_GIVEN RECORDS_:
--- Begin ---
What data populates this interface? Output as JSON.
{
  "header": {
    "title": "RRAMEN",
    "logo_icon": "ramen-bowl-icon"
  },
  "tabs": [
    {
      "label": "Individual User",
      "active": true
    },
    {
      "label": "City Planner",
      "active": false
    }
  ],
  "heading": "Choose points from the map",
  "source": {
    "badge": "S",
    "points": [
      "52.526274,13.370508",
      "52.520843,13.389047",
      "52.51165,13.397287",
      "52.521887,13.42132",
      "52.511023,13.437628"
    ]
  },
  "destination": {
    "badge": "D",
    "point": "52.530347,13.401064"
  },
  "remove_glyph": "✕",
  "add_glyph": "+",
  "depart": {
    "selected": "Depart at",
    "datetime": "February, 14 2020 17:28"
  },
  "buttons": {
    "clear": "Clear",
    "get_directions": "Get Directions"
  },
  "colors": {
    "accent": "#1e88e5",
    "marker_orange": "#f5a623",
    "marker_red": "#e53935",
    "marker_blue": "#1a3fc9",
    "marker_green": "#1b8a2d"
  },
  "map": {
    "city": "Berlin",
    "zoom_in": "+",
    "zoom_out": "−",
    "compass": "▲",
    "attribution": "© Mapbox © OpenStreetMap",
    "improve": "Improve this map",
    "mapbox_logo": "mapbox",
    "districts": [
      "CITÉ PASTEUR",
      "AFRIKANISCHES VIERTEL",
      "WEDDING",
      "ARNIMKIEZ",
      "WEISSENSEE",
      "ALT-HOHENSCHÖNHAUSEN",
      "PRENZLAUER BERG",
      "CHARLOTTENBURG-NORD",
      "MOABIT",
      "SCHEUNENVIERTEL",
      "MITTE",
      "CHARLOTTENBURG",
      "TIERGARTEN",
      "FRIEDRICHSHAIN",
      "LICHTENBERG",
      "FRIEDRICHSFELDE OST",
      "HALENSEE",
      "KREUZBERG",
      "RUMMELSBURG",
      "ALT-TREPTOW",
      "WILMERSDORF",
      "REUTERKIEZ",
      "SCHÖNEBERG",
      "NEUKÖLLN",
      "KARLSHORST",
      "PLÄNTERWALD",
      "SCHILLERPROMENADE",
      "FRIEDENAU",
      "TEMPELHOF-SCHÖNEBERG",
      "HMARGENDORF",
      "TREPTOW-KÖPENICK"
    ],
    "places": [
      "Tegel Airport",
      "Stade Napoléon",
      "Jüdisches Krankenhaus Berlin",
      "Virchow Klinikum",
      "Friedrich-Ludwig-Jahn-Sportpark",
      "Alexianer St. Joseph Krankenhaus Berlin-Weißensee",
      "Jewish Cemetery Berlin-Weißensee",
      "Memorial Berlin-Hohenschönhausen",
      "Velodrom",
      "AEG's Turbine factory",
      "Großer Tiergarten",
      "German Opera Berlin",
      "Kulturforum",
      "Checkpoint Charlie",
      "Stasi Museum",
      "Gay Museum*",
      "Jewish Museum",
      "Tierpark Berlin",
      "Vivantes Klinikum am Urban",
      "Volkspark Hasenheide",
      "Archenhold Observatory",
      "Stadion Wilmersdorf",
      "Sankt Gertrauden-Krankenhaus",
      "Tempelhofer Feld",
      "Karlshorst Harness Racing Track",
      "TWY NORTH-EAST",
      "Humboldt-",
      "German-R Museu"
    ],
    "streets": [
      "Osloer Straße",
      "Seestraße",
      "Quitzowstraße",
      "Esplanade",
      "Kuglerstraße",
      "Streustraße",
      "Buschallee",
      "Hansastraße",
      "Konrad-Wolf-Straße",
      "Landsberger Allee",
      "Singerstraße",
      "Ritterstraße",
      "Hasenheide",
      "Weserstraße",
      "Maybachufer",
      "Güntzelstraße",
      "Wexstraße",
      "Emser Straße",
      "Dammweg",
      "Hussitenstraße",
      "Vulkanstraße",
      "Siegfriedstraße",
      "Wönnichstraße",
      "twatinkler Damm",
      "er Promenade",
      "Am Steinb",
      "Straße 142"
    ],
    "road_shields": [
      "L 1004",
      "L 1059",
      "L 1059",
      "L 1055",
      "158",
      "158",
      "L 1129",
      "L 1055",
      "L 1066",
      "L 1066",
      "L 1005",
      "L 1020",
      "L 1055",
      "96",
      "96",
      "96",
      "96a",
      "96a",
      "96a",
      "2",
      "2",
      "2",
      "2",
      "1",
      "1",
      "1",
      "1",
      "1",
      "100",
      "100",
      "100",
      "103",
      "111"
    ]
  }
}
--- End ---
_EXERCISE BRIEF_: Scan the material above. Extract every line in which the word "this" occurs.

_OUTPUT_:
What data populates this interface? Output as JSON.
    "improve": "Improve this map",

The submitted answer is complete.